-------- Given data --------

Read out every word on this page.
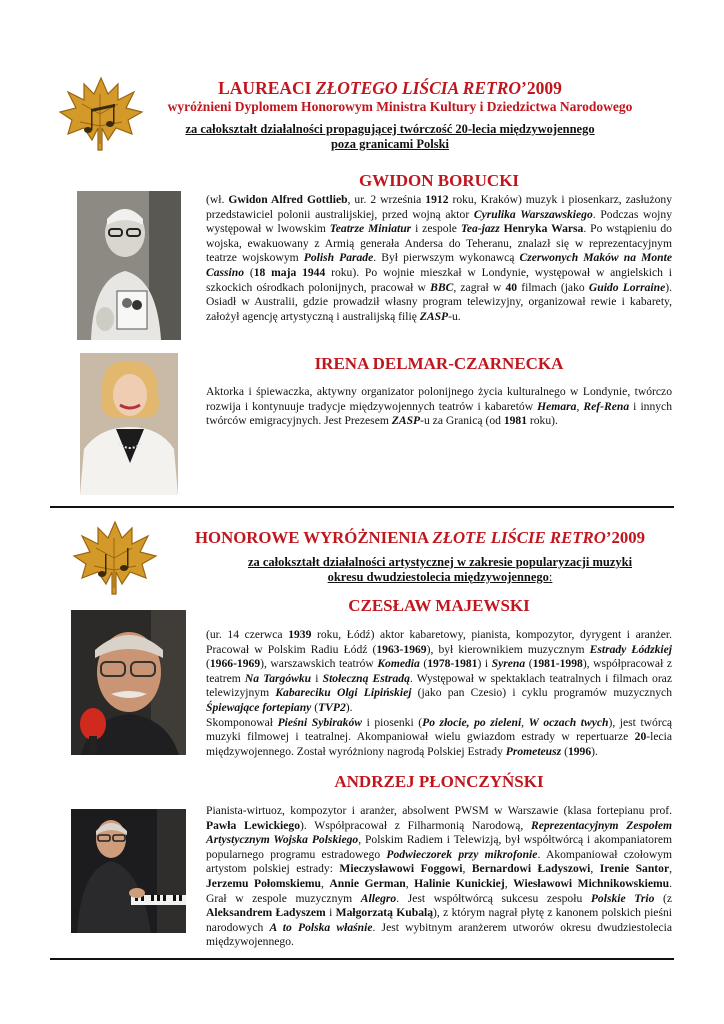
LAUREACI ZŁOTEGO LIŚCIA RETRO’2009
wyróżnieni Dyplomem Honorowym Ministra Kultury i Dziedzictwa Narodowego
za całokształt działalności propagującej twórczość 20-lecia międzywojennego
poza granicami Polski
GWIDON BORUCKI
(wł. Gwidon Alfred Gottlieb, ur. 2 września 1912 roku, Kraków) muzyk i piosenkarz, zasłużony przedstawiciel polonii australijskiej, przed wojną aktor Cyrulika Warszawskiego. Podczas wojny występował w lwowskim Teatrze Miniatur i zespole Tea-jazz Henryka Warsa. Po wstąpieniu do wojska, ewakuowany z Armią generała Andersa do Teheranu, znalazł się w reprezentacyjnym teatrze wojskowym Polish Parade. Był pierwszym wykonawcą Czerwonych Maków na Monte Cassino (18 maja 1944 roku). Po wojnie mieszkał w Londynie, występował w angielskich i szkockich ośrodkach polonijnych, pracował w BBC, zagrał w 40 filmach (jako Guido Lorraine). Osiadł w Australii, gdzie prowadził własny program telewizyjny, organizował rewie i kabarety, założył agencję artystyczną i australijską filię ZASP-u.
IRENA DELMAR-CZARNECKA
Aktorka i śpiewaczka, aktywny organizator polonijnego życia kulturalnego w Londynie, twórczo rozwija i kontynuuje tradycje międzywojennych teatrów i kabaretów Hemara, Ref-Rena i innych twórców emigracyjnych. Jest Prezesem ZASP-u za Granicą (od 1981 roku).
HONOROWE WYRÓŻNIENIA ZŁOTE LIŚCIE RETRO’2009
za całokształt działalności artystycznej w zakresie popularyzacji muzyki
okresu dwudziestolecia międzywojennego:
CZESŁAW MAJEWSKI
(ur. 14 czerwca 1939 roku, Łódź) aktor kabaretowy, pianista, kompozytor, dyrygent i aranżer. Pracował w Polskim Radiu Łódź (1963-1969), był kierownikiem muzycznym Estrady Łódzkiej (1966-1969), warszawskich teatrów Komedia (1978-1981) i Syrena (1981-1998), współpracował z teatrem Na Targówku i Stołeczną Estradą. Występował w spektaklach teatralnych i filmach oraz telewizyjnym Kabareciku Olgi Lipińskiej (jako pan Czesio) i cyklu programów muzycznych Śpiewające fortepiany (TVP2).
Skomponował Pieśni Sybiraków i piosenki (Po złocie, po zieleni, W oczach twych), jest twórcą muzyki filmowej i teatralnej. Akompaniował wielu gwiazdom estrady w repertuarze 20-lecia międzywojennego. Został wyróżniony nagrodą Polskiej Estrady Prometeusz (1996).
ANDRZEJ PŁONCZYŃSKI
Pianista-wirtuoz, kompozytor i aranżer, absolwent PWSM w Warszawie (klasa fortepianu prof. Pawła Lewickiego). Współpracował z Filharmonią Narodową, Reprezentacyjnym Zespołem Artystycznym Wojska Polskiego, Polskim Radiem i Telewizją, był współtwórcą i akompaniatorem popularnego programu estradowego Podwieczorek przy mikrofonie. Akompaniował czołowym artystom polskiej estrady: Mieczysławowi Foggowi, Bernardowi Ładyszowi, Irenie Santor, Jerzemu Połomskiemu, Annie German, Halinie Kunickiej, Wiesławowi Michnikowskiemu. Grał w zespole muzycznym Allegro. Jest współtwórcą sukcesu zespołu Polskie Trio (z Aleksandrem Ładyszem i Małgorzatą Kubalą), z którym nagrał płytę z kanonem polskich pieśni narodowych A to Polska właśnie. Jest wybitnym aranżerem utworów okresu dwudziestolecia międzywojennego.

--------

Return from the data every line that holds "RETRO".

* Final result *
LAUREACI ZŁOTEGO LIŚCIA RETRO’2009
HONOROWE WYRÓŻNIENIA ZŁOTE LIŚCIE RETRO’2009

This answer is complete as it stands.